#### The exercise:
Write the data out again in full, with no departure from the original.

#### Dataset content:

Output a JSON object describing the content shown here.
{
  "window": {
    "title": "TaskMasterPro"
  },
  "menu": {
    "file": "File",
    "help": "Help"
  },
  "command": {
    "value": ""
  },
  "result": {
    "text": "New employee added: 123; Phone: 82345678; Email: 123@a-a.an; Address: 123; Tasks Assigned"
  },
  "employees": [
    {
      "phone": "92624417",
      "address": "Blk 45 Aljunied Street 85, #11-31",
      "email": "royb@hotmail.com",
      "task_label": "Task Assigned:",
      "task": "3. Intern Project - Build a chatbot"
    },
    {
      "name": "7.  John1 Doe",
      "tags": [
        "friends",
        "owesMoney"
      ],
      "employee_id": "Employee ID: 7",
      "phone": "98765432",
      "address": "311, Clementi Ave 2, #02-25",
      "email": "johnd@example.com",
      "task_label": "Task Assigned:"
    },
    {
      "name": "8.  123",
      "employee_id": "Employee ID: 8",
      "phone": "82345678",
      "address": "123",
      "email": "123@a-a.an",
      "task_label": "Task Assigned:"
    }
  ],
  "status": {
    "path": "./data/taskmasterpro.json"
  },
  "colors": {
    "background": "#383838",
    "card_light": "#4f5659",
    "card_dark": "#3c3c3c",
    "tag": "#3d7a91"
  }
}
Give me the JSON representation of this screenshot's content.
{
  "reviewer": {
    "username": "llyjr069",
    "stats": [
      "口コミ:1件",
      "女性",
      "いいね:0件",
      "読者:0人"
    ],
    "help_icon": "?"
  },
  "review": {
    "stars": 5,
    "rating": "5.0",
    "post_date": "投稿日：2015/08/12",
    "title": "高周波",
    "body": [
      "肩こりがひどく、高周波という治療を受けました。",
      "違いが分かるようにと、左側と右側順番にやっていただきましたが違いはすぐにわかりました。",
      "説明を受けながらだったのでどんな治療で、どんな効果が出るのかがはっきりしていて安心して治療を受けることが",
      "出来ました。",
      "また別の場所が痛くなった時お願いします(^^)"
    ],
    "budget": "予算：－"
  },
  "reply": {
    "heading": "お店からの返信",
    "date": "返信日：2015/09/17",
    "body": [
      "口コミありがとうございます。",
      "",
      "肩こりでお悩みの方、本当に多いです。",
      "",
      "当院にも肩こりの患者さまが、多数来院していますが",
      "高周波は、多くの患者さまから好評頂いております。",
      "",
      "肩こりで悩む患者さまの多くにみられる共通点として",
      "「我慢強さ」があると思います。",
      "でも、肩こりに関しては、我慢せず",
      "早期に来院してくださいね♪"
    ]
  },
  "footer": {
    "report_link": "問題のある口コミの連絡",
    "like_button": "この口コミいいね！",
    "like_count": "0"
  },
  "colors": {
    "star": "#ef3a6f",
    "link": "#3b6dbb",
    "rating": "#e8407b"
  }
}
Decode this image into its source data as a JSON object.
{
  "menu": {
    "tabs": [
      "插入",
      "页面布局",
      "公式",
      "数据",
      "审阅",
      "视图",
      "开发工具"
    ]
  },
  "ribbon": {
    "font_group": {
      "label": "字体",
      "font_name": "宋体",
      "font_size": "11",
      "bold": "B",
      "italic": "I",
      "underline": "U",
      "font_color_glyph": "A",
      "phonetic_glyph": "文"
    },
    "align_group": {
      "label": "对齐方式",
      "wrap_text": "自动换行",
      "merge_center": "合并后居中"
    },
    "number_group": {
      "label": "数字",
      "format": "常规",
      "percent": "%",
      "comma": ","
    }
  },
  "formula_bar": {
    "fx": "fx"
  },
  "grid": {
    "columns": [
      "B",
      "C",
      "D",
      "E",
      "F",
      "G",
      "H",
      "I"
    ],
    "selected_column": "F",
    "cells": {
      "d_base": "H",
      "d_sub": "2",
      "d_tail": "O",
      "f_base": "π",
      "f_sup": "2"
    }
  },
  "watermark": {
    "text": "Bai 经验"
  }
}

#### Response to the exercise:
Output a JSON object describing the content shown here.
{
  "window": {
    "title": "TaskMasterPro"
  },
  "menu": {
    "file": "File",
    "help": "Help"
  },
  "command": {
    "value": ""
  },
  "result": {
    "text": "New employee added: 123; Phone: 82345678; Email: 123@a-a.an; Address: 123; Tasks Assigned"
  },
  "employees": [
    {
      "phone": "92624417",
      "address": "Blk 45 Aljunied Street 85, #11-31",
      "email": "royb@hotmail.com",
      "task_label": "Task Assigned:",
      "task": "3. Intern Project - Build a chatbot"
    },
    {
      "name": "7.  John1 Doe",
      "tags": [
        "friends",
        "owesMoney"
      ],
      "employee_id": "Employee ID: 7",
      "phone": "98765432",
      "address": "311, Clementi Ave 2, #02-25",
      "email": "johnd@example.com",
      "task_label": "Task Assigned:"
    },
    {
      "name": "8.  123",
      "employee_id": "Employee ID: 8",
      "phone": "82345678",
      "address": "123",
      "email": "123@a-a.an",
      "task_label": "Task Assigned:"
    }
  ],
  "status": {
    "path": "./data/taskmasterpro.json"
  },
  "colors": {
    "background": "#383838",
    "card_light": "#4f5659",
    "card_dark": "#3c3c3c",
    "tag": "#3d7a91"
  }
}
Give me the JSON representation of this screenshot's content.
{
  "reviewer": {
    "username": "llyjr069",
    "stats": [
      "口コミ:1件",
      "女性",
      "いいね:0件",
      "読者:0人"
    ],
    "help_icon": "?"
  },
  "review": {
    "stars": 5,
    "rating": "5.0",
    "post_date": "投稿日：2015/08/12",
    "title": "高周波",
    "body": [
      "肩こりがひどく、高周波という治療を受けました。",
      "違いが分かるようにと、左側と右側順番にやっていただきましたが違いはすぐにわかりました。",
      "説明を受けながらだったのでどんな治療で、どんな効果が出るのかがはっきりしていて安心して治療を受けることが",
      "出来ました。",
      "また別の場所が痛くなった時お願いします(^^)"
    ],
    "budget": "予算：－"
  },
  "reply": {
    "heading": "お店からの返信",
    "date": "返信日：2015/09/17",
    "body": [
      "口コミありがとうございます。",
      "",
      "肩こりでお悩みの方、本当に多いです。",
      "",
      "当院にも肩こりの患者さまが、多数来院していますが",
      "高周波は、多くの患者さまから好評頂いております。",
      "",
      "肩こりで悩む患者さまの多くにみられる共通点として",
      "「我慢強さ」があると思います。",
      "でも、肩こりに関しては、我慢せず",
      "早期に来院してくださいね♪"
    ]
  },
  "footer": {
    "report_link": "問題のある口コミの連絡",
    "like_button": "この口コミいいね！",
    "like_count": "0"
  },
  "colors": {
    "star": "#ef3a6f",
    "link": "#3b6dbb",
    "rating": "#e8407b"
  }
}
Decode this image into its source data as a JSON object.
{
  "menu": {
    "tabs": [
      "插入",
      "页面布局",
      "公式",
      "数据",
      "审阅",
      "视图",
      "开发工具"
    ]
  },
  "ribbon": {
    "font_group": {
      "label": "字体",
      "font_name": "宋体",
      "font_size": "11",
      "bold": "B",
      "italic": "I",
      "underline": "U",
      "font_color_glyph": "A",
      "phonetic_glyph": "文"
    },
    "align_group": {
      "label": "对齐方式",
      "wrap_text": "自动换行",
      "merge_center": "合并后居中"
    },
    "number_group": {
      "label": "数字",
      "format": "常规",
      "percent": "%",
      "comma": ","
    }
  },
  "formula_bar": {
    "fx": "fx"
  },
  "grid": {
    "columns": [
      "B",
      "C",
      "D",
      "E",
      "F",
      "G",
      "H",
      "I"
    ],
    "selected_column": "F",
    "cells": {
      "d_base": "H",
      "d_sub": "2",
      "d_tail": "O",
      "f_base": "π",
      "f_sup": "2"
    }
  },
  "watermark": {
    "text": "Bai 经验"
  }
}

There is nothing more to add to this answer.